**PROMPT**
Determine how many lines hold "antarctica" and give only that number.

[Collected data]

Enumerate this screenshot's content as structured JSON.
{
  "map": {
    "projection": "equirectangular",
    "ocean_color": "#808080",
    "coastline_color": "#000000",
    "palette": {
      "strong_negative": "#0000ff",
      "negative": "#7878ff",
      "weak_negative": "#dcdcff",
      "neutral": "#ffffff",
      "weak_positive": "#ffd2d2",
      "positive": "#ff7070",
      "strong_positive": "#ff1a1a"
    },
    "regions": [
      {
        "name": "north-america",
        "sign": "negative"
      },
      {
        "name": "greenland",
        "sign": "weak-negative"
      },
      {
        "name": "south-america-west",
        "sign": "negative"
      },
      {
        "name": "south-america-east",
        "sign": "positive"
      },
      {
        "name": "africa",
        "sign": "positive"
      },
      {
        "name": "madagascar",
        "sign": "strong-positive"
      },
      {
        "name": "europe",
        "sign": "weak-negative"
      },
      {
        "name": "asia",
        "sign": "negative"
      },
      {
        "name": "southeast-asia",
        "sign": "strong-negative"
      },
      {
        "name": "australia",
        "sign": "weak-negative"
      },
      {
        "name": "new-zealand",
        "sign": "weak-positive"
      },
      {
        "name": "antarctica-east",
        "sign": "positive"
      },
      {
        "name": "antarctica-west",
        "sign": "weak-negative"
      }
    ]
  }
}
--
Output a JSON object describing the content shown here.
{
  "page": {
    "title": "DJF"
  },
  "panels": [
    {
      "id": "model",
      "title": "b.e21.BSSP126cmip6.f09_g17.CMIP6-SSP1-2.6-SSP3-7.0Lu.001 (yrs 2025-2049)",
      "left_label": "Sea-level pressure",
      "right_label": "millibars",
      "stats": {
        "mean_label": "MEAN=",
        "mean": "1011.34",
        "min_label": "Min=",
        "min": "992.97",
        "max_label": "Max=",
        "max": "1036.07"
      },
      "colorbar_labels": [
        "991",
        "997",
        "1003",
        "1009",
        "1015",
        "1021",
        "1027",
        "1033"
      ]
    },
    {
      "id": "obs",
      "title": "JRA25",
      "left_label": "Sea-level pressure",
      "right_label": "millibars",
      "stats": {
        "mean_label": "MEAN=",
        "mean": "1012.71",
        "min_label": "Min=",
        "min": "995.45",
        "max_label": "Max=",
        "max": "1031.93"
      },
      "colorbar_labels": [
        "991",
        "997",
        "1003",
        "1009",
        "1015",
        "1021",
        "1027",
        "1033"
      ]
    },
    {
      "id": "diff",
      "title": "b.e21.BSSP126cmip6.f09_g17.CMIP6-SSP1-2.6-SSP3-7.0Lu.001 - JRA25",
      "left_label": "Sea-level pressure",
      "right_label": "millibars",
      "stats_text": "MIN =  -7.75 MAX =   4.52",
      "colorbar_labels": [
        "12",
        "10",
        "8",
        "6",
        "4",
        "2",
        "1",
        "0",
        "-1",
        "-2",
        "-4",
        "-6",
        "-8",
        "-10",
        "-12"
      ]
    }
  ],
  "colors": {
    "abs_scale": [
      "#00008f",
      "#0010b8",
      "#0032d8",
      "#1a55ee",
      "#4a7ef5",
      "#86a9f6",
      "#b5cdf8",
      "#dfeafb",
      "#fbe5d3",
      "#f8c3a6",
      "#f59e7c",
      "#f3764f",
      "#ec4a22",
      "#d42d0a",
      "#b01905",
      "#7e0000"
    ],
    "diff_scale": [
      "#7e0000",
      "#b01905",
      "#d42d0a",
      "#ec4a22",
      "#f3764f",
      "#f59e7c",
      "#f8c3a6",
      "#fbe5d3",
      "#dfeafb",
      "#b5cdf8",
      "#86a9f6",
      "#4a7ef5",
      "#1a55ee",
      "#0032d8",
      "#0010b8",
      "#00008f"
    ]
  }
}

**FINAL RESULT**
2